━━━━━ TEXT EXTRACT

15. The rare-earth magnet according to claim 1, wherein a number of
abnormal grain growths in the rare-earth magnet is between 0-2.
16. The rare-earth magnet according to claim 1, wherein a BH(max)
of the rare-earth magnet is at least than 45.
17. The rare-earth magnet according to claim 1, wherein an oxygen
content of the rare-earth magnet is 1000 ppm or less.
18. The rare-earth magnet according to claim 1, wherein T comprises
Cu with a content ranging from 0.1 wt % to 0.8 wt % and Al with a
content ranging from 0.1 wt % to 0.8 wt %.
19. The rare-earth magnet according to claim 18, wherein the
content of W ranges from 0.0005 wt % to 0.01 wt %.
20. The rare-earth magnet according to claim 1, wherein: T
comprises at least one of Cu with a content ranging from 0.1 wt %
to 0.8 wt % or Al with a content ranging from 0.1 wt % to 0.8 wt %,
and the content of W ranges from 0.0005 wt % to 0.01 wt %.
Description
TECHNICAL FIELD
The present disclosure relates to the technical field of magnet
manufacturing, and particularly to a Ho and W-containing rare-earth
magnet.
BACKGROUND
A sintered Nd--Fe--B magnet has superior magnetic capabilities, and
therefore has been widely applied in the fields of wind power
generation, nuclear magnetic resonance, automobiles, computers,
aerospace, household appliances and others, resulting in too much
consumption of the main raw material Nd of the sintered Nd--Fe--B
magnet. Since there is a large amount of Ho, Ho is selected to
partially replace the metallic Nd in the magnet, which has great
significance for comprehensive utilization of rare-earth resources.
Also, since coercivity and temperature stability of the Nd--Fe--B
magnet can be significantly improved with Ho, when the low-cost Ho,
which is easily acquired in industrial production, is selected to
partially replace the metallic Nd in the magnet, comprehensive
production cost of the rare-earth magnet with high capabilities can
be reduced.
It is described in "Effects of Adding Gd or Ho on Structure and
Performance of Sintered Nd--Fe--B Magnet" (Powder Metallurgy
Industry, Volume 21 Issue 5, October, 2011) written by L I Feng et
al., that by adding Ho, the temperature stability of a material can
be significantly improved, the intrinsic coercivity of the material
is greatly improved, the remanence is reduced, the squareness of a
J-H demagnetization curve is significantly improved, and crystal
grains of the magnet are refined to a certain extent, allowing
uniform distribution of a Nd-rich phase, and reduction in defects
such as a cavities, making the magnet more compact.

━━━━━━━━━━

AIM A — Output the passage of the rare-earth magnet text from "15. The rare-earth" to "to 0.8 wt %.", copied exactly.
AIM B — List every field in which the rare-earth magnet text says sintered Nd--Fe--B magnets have been widely applied.

━━━━━ DATASET RECORDS

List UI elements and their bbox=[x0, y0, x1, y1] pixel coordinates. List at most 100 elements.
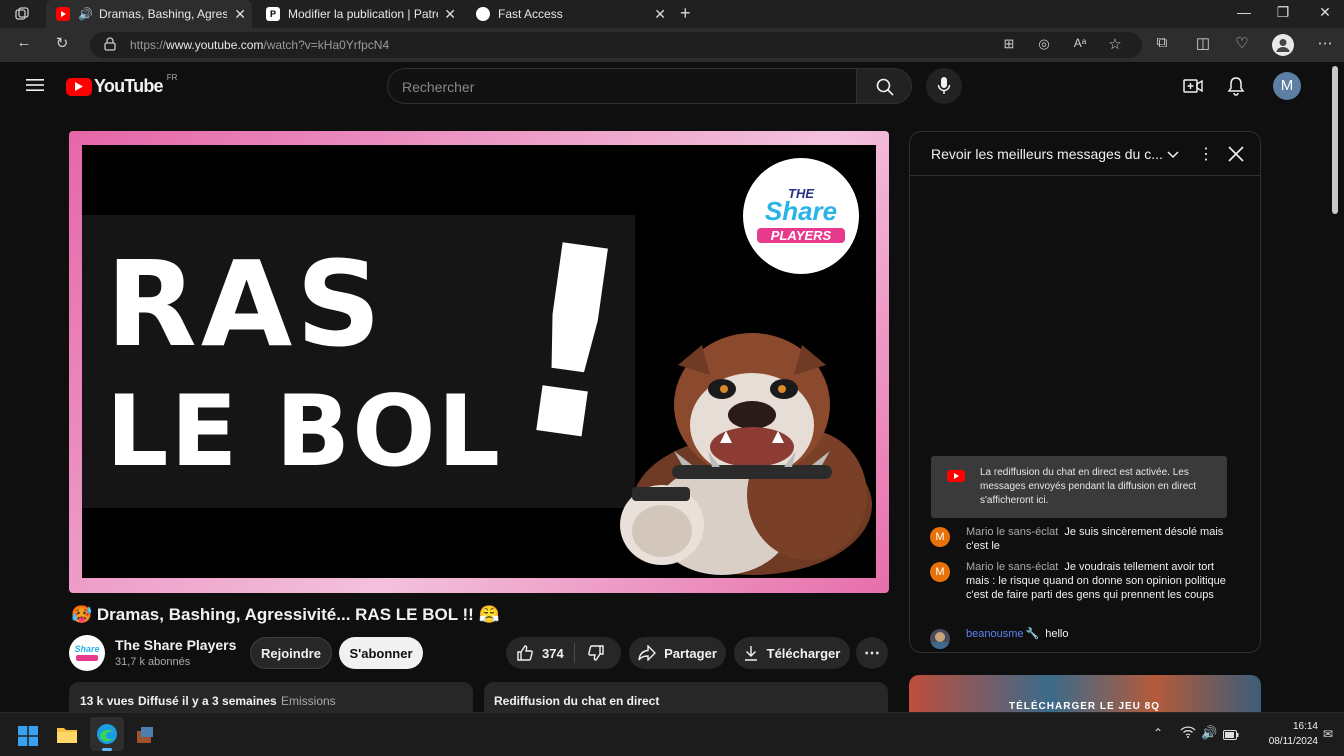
audio-playing-icon[interactable]: 🔊 bbox=[78, 7, 93, 21]
download-button[interactable]: Télécharger bbox=[734, 637, 850, 669]
edge-browser-icon[interactable] bbox=[90, 717, 124, 751]
youtube-logo[interactable]: YouTube FR bbox=[66, 73, 178, 97]
windows-start-icon[interactable] bbox=[18, 726, 38, 746]
channel-name[interactable]: The Share Players bbox=[115, 637, 236, 653]
tab-youtube-video[interactable]: 🔊 Dramas, Bashing, Agressivité ✕ bbox=[46, 0, 252, 28]
new-tab-icon[interactable]: + bbox=[680, 3, 691, 24]
chat-replay-notice: La rediffusion du chat en direct est act… bbox=[931, 456, 1227, 518]
notification-center-icon[interactable]: ✉ bbox=[1323, 727, 1333, 741]
tab-title: Dramas, Bashing, Agressivité bbox=[98, 7, 227, 21]
chat-avatar[interactable]: M bbox=[930, 527, 950, 547]
search-icon bbox=[876, 78, 894, 96]
chat-message: beanousme 🔧 hello bbox=[930, 627, 1230, 649]
country-code: FR bbox=[166, 73, 178, 82]
chat-header: Revoir les meilleurs messages du c... ⋮ bbox=[910, 132, 1260, 176]
app-icon[interactable] bbox=[135, 725, 155, 745]
close-tab-icon[interactable]: ✕ bbox=[234, 6, 246, 23]
thumbnail-text-ras: RAS bbox=[106, 235, 386, 373]
file-explorer-icon[interactable] bbox=[56, 725, 78, 745]
apps-icon[interactable]: ⊞ bbox=[998, 36, 1020, 52]
split-screen-icon[interactable]: ◫ bbox=[1192, 34, 1214, 52]
volume-icon[interactable]: 🔊 bbox=[1201, 725, 1217, 741]
clock-time[interactable]: 16:14 bbox=[1268, 721, 1318, 732]
chat-author[interactable]: Mario le sans-éclat bbox=[966, 526, 1058, 538]
youtube-play-icon bbox=[66, 77, 92, 96]
page-scrollbar[interactable] bbox=[1328, 62, 1344, 712]
join-button[interactable]: Rejoindre bbox=[250, 637, 332, 669]
extensions-icon[interactable]: ⧉ bbox=[1151, 34, 1173, 51]
channel-avatar[interactable]: Share bbox=[69, 635, 105, 671]
dislike-button[interactable] bbox=[575, 644, 605, 662]
chat-text: hello bbox=[1045, 628, 1069, 640]
avatar[interactable]: M bbox=[1273, 72, 1301, 100]
address-bar[interactable]: https://www.youtube.com/watch?v=kHa0Yrfp… bbox=[90, 32, 1142, 58]
tracking-prevention-icon[interactable]: ◎ bbox=[1033, 36, 1055, 52]
svg-text:Share: Share bbox=[74, 644, 99, 654]
active-app-indicator bbox=[102, 748, 112, 751]
favorite-star-icon[interactable]: ☆ bbox=[1104, 35, 1126, 53]
minimize-icon[interactable]: — bbox=[1229, 4, 1259, 20]
lock-icon[interactable] bbox=[104, 37, 116, 56]
show-hidden-icons-chevron-icon[interactable]: ⌃ bbox=[1153, 726, 1163, 740]
chevron-down-icon[interactable] bbox=[1167, 148, 1179, 160]
wifi-icon[interactable] bbox=[1180, 725, 1196, 744]
category-tag: Emissions bbox=[281, 694, 336, 708]
scrollbar-thumb[interactable] bbox=[1332, 66, 1338, 214]
patreon-favicon-icon: P bbox=[266, 7, 280, 21]
chat-author[interactable]: beanousme bbox=[966, 628, 1024, 640]
bulldog-illustration bbox=[620, 333, 872, 575]
posted-date: Diffusé il y a 3 semaines bbox=[138, 694, 277, 708]
workspaces-icon[interactable] bbox=[14, 6, 30, 22]
maximize-icon[interactable]: ❐ bbox=[1268, 4, 1298, 21]
close-tab-icon[interactable]: ✕ bbox=[654, 6, 666, 23]
battery-icon[interactable] bbox=[1223, 727, 1239, 745]
refresh-icon[interactable]: ↻ bbox=[51, 34, 73, 52]
chat-avatar[interactable]: M bbox=[930, 562, 950, 582]
moderator-wrench-icon: 🔧 bbox=[1025, 628, 1040, 640]
notice-text: La rediffusion du chat en direct est act… bbox=[980, 467, 1197, 506]
chat-mode-selector[interactable]: Revoir les meilleurs messages du c... bbox=[931, 146, 1163, 162]
share-label: Partager bbox=[664, 645, 717, 661]
more-menu-icon[interactable]: ⋯ bbox=[1314, 34, 1336, 52]
browser-essentials-icon[interactable]: ♡ bbox=[1231, 34, 1253, 52]
create-video-icon[interactable] bbox=[1183, 77, 1203, 100]
video-player[interactable]: RAS LE BOL ! THE Share PLAYERS bbox=[69, 131, 889, 593]
windows-taskbar: ⌃ 🔊 16:14 08/11/2024 ✉ bbox=[0, 712, 1344, 756]
profile-icon[interactable] bbox=[1272, 34, 1294, 56]
voice-search-button[interactable] bbox=[926, 68, 962, 104]
download-icon bbox=[744, 646, 757, 661]
back-icon[interactable]: ← bbox=[13, 34, 35, 51]
notifications-bell-icon[interactable] bbox=[1227, 76, 1245, 101]
tab-fast-access[interactable]: Fast Access ✕ bbox=[466, 0, 672, 28]
chat-replay-label: Rediffusion du chat en direct bbox=[494, 694, 660, 708]
chat-message: M Mario le sans-éclat Je voudrais telleme… bbox=[930, 560, 1230, 602]
share-button[interactable]: Partager bbox=[629, 637, 726, 669]
share-icon bbox=[638, 645, 657, 661]
hamburger-menu-icon[interactable] bbox=[26, 78, 44, 97]
search-button[interactable] bbox=[856, 68, 912, 104]
close-window-icon[interactable]: ✕ bbox=[1310, 4, 1340, 21]
thumbnail-text-le-bol: LE BOL bbox=[106, 375, 502, 489]
chat-author[interactable]: Mario le sans-éclat bbox=[966, 561, 1058, 573]
like-dislike-group: 374 bbox=[506, 637, 621, 669]
like-count: 374 bbox=[542, 645, 564, 661]
read-aloud-icon[interactable]: Aᵃ bbox=[1069, 36, 1091, 50]
url-text: https://www.youtube.com/watch?v=kHa0Yrfp… bbox=[130, 38, 389, 52]
url-host: www.youtube.com bbox=[166, 38, 264, 52]
close-icon[interactable] bbox=[1228, 146, 1244, 162]
search-input[interactable]: Rechercher bbox=[387, 68, 857, 104]
clock-date[interactable]: 08/11/2024 bbox=[1248, 736, 1318, 747]
subscribe-button[interactable]: S'abonner bbox=[339, 637, 423, 669]
recommended-video-thumbnail[interactable]: TÉLÉCHARGER LE JEU 8Q bbox=[909, 675, 1261, 712]
more-actions-button[interactable]: ⋯ bbox=[856, 637, 888, 669]
tab-patreon[interactable]: P Modifier la publication | Patreon ✕ bbox=[256, 0, 462, 28]
fast-access-favicon-icon bbox=[476, 7, 490, 21]
live-chat-panel: Revoir les meilleurs messages du c... ⋮ … bbox=[909, 131, 1261, 653]
like-button[interactable]: 374 bbox=[506, 643, 575, 663]
chat-avatar[interactable] bbox=[930, 629, 950, 649]
logo-share: Share bbox=[764, 196, 838, 226]
youtube-header: YouTube FR Rechercher M bbox=[0, 62, 1328, 112]
logo-players: PLAYERS bbox=[757, 228, 845, 243]
close-tab-icon[interactable]: ✕ bbox=[444, 6, 456, 23]
more-vertical-icon[interactable]: ⋮ bbox=[1198, 144, 1214, 164]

━━━━━━━━━━

WRITTEN ANSWER A —
15. The rare-earth magnet according to claim 1, wherein a number of
abnormal grain growths in the rare-earth magnet is between 0-2.
16. The rare-earth magnet according to claim 1, wherein a BH(max)
of the rare-earth magnet is at least than 45.
17. The rare-earth magnet according to claim 1, wherein an oxygen
content of the rare-earth magnet is 1000 ppm or less.
18. The rare-earth magnet according to claim 1, wherein T comprises
Cu with a content ranging from 0.1 wt % to 0.8 wt % and Al with a
content ranging from 0.1 wt % to 0.8 wt %.

WRITTEN ANSWER B —
- Wind power generation
- Nuclear magnetic resonance
- Automobiles
- Computers
- Aerospace
- Household appliances